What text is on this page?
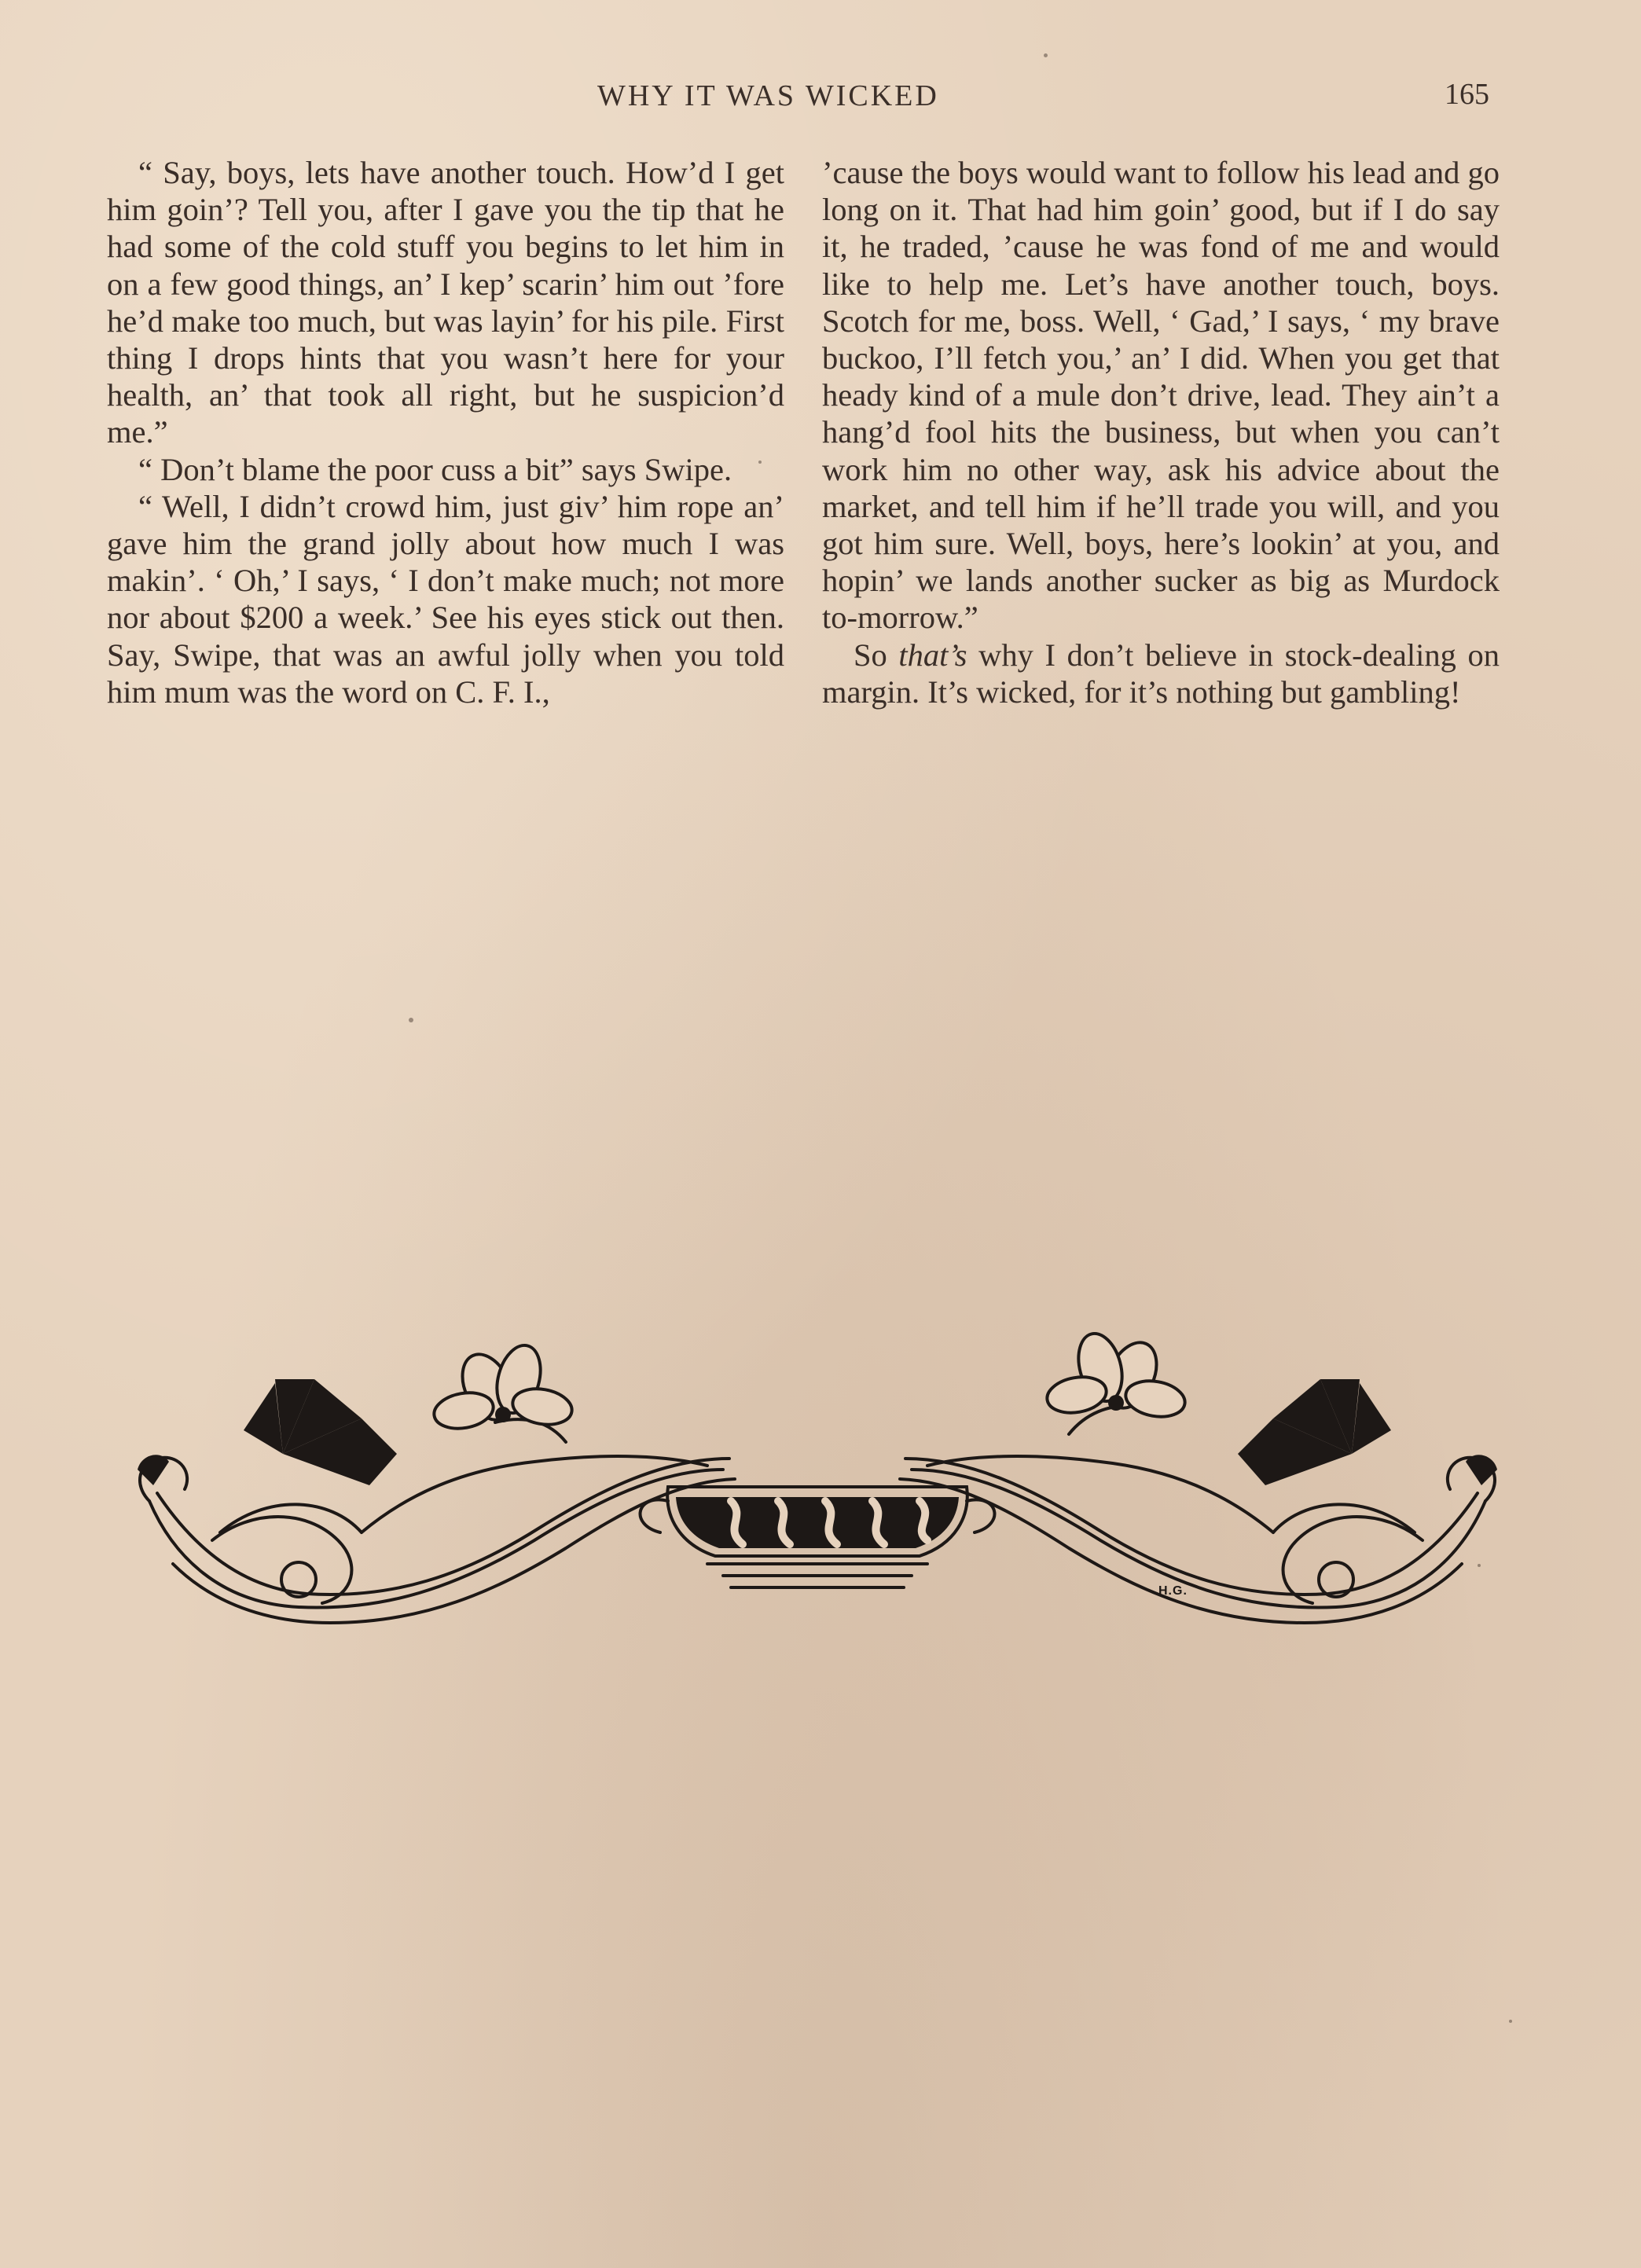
WHY IT WAS WICKED	165

“ Say, boys, lets have another touch. How’d I get him goin’? Tell you, after I gave you the tip that he had some of the cold stuff you begins to let him in on a few good things, an’ I kep’ scarin’ him out ’fore he’d make too much, but was layin’ for his pile. First thing I drops hints that you wasn’t here for your health, an’ that took all right, but he suspicion’d me.”

“ Don’t blame the poor cuss a bit” says Swipe.

“ Well, I didn’t crowd him, just giv’ him rope an’ gave him the grand jolly about how much I was makin’. ‘ Oh,’ I says, ‘ I don’t make much; not more nor about $200 a week.’ See his eyes stick out then. Say, Swipe, that was an awful jolly when you told him mum was the word on C. F. I.,

’cause the boys would want to follow his lead and go long on it. That had him goin’ good, but if I do say it, he traded, ’cause he was fond of me and would like to help me. Let’s have another touch, boys. Scotch for me, boss. Well, ‘ Gad,’ I says, ‘ my brave buckoo, I’ll fetch you,’ an’ I did. When you get that heady kind of a mule don’t drive, lead. They ain’t a hang’d fool hits the business, but when you can’t work him no other way, ask his advice about the market, and tell him if he’ll trade you will, and you got him sure. Well, boys, here’s lookin’ at you, and hopin’ we lands another sucker as big as Murdock to-morrow.”

So that’s why I don’t believe in stock-dealing on margin. It’s wicked, for it’s nothing but gambling!

H.G.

● ● ● ●

## EXERCISE BRIEF
Your copy should match the records word for word, with the pictures removed.

## OUTPUT OF THE EXERCISE
What text is on this page?
WHY IT WAS WICKED	165

“ Say, boys, lets have another touch. How’d I get him goin’? Tell you, after I gave you the tip that he had some of the cold stuff you begins to let him in on a few good things, an’ I kep’ scarin’ him out ’fore he’d make too much, but was layin’ for his pile. First thing I drops hints that you wasn’t here for your health, an’ that took all right, but he suspicion’d me.”

“ Don’t blame the poor cuss a bit” says Swipe.

“ Well, I didn’t crowd him, just giv’ him rope an’ gave him the grand jolly about how much I was makin’. ‘ Oh,’ I says, ‘ I don’t make much; not more nor about $200 a week.’ See his eyes stick out then. Say, Swipe, that was an awful jolly when you told him mum was the word on C. F. I.,

’cause the boys would want to follow his lead and go long on it. That had him goin’ good, but if I do say it, he traded, ’cause he was fond of me and would like to help me. Let’s have another touch, boys. Scotch for me, boss. Well, ‘ Gad,’ I says, ‘ my brave buckoo, I’ll fetch you,’ an’ I did. When you get that heady kind of a mule don’t drive, lead. They ain’t a hang’d fool hits the business, but when you can’t work him no other way, ask his advice about the market, and tell him if he’ll trade you will, and you got him sure. Well, boys, here’s lookin’ at you, and hopin’ we lands another sucker as big as Murdock to-morrow.”

So that’s why I don’t believe in stock-dealing on margin. It’s wicked, for it’s nothing but gambling!

H.G.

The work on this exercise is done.